THE EXERCISE: Each entry should be quoted word for word, including every mark of punctuation.

### MATERIAL PROVIDED

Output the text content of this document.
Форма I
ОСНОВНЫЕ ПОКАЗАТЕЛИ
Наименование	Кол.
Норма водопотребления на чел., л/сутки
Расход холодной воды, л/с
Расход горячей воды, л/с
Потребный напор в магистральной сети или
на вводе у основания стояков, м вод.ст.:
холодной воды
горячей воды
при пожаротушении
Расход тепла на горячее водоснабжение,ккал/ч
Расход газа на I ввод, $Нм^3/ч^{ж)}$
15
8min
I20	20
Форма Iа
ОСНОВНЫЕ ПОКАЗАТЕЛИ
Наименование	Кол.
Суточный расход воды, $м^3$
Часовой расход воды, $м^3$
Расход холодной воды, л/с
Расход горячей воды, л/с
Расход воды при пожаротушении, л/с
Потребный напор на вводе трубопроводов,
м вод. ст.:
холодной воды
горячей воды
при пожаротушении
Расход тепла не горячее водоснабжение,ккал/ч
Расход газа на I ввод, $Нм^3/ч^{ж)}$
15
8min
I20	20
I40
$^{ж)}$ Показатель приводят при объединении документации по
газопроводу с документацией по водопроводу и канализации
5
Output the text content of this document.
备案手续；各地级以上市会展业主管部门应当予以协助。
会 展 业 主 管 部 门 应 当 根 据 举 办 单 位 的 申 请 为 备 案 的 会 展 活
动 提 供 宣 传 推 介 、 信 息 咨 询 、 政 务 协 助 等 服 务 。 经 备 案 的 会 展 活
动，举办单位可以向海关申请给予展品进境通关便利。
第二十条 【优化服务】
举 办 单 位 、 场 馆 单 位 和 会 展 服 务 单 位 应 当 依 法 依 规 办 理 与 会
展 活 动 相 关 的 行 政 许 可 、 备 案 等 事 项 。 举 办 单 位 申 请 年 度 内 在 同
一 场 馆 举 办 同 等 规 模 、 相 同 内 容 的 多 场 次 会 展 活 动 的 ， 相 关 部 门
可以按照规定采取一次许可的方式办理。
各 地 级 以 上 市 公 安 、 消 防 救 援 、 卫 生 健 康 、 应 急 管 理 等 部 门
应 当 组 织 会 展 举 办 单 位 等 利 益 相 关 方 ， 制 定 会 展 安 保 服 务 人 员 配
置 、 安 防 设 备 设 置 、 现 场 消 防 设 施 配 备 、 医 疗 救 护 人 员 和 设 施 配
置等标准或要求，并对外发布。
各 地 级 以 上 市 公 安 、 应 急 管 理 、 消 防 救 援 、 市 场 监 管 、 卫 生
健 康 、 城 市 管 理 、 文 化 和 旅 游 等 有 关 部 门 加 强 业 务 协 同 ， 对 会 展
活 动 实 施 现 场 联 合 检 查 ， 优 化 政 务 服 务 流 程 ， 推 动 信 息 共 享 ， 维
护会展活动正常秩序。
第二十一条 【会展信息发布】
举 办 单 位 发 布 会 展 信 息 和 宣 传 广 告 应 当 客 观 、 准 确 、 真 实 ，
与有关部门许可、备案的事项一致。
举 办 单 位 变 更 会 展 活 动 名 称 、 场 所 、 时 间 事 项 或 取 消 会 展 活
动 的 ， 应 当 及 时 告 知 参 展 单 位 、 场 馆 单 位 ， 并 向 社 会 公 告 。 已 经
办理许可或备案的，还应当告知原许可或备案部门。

######

EXPECTED OUTPUT:
Output the text content of this document.
Форма I
ОСНОВНЫЕ ПОКАЗАТЕЛИ
Наименование	Кол.
Норма водопотребления на чел., л/сутки
Расход холодной воды, л/с
Расход горячей воды, л/с
Потребный напор в магистральной сети или
на вводе у основания стояков, м вод.ст.:
холодной воды
горячей воды
при пожаротушении
Расход тепла на горячее водоснабжение,ккал/ч
Расход газа на I ввод, $Нм^3/ч^{ж)}$
15
8min
I20	20
Форма Iа
ОСНОВНЫЕ ПОКАЗАТЕЛИ
Наименование	Кол.
Суточный расход воды, $м^3$
Часовой расход воды, $м^3$
Расход холодной воды, л/с
Расход горячей воды, л/с
Расход воды при пожаротушении, л/с
Потребный напор на вводе трубопроводов,
м вод. ст.:
холодной воды
горячей воды
при пожаротушении
Расход тепла не горячее водоснабжение,ккал/ч
Расход газа на I ввод, $Нм^3/ч^{ж)}$
15
8min
I20	20
I40
$^{ж)}$ Показатель приводят при объединении документации по
газопроводу с документацией по водопроводу и канализации
5
Output the text content of this document.
备案手续；各地级以上市会展业主管部门应当予以协助。
会 展 业 主 管 部 门 应 当 根 据 举 办 单 位 的 申 请 为 备 案 的 会 展 活
动 提 供 宣 传 推 介 、 信 息 咨 询 、 政 务 协 助 等 服 务 。 经 备 案 的 会 展 活
动，举办单位可以向海关申请给予展品进境通关便利。
第二十条 【优化服务】
举 办 单 位 、 场 馆 单 位 和 会 展 服 务 单 位 应 当 依 法 依 规 办 理 与 会
展 活 动 相 关 的 行 政 许 可 、 备 案 等 事 项 。 举 办 单 位 申 请 年 度 内 在 同
一 场 馆 举 办 同 等 规 模 、 相 同 内 容 的 多 场 次 会 展 活 动 的 ， 相 关 部 门
可以按照规定采取一次许可的方式办理。
各 地 级 以 上 市 公 安 、 消 防 救 援 、 卫 生 健 康 、 应 急 管 理 等 部 门
应 当 组 织 会 展 举 办 单 位 等 利 益 相 关 方 ， 制 定 会 展 安 保 服 务 人 员 配
置 、 安 防 设 备 设 置 、 现 场 消 防 设 施 配 备 、 医 疗 救 护 人 员 和 设 施 配
置等标准或要求，并对外发布。
各 地 级 以 上 市 公 安 、 应 急 管 理 、 消 防 救 援 、 市 场 监 管 、 卫 生
健 康 、 城 市 管 理 、 文 化 和 旅 游 等 有 关 部 门 加 强 业 务 协 同 ， 对 会 展
活 动 实 施 现 场 联 合 检 查 ， 优 化 政 务 服 务 流 程 ， 推 动 信 息 共 享 ， 维
护会展活动正常秩序。
第二十一条 【会展信息发布】
举 办 单 位 发 布 会 展 信 息 和 宣 传 广 告 应 当 客 观 、 准 确 、 真 实 ，
与有关部门许可、备案的事项一致。
举 办 单 位 变 更 会 展 活 动 名 称 、 场 所 、 时 间 事 项 或 取 消 会 展 活
动 的 ， 应 当 及 时 告 知 参 展 单 位 、 场 馆 单 位 ， 并 向 社 会 公 告 。 已 经
办理许可或备案的，还应当告知原许可或备案部门。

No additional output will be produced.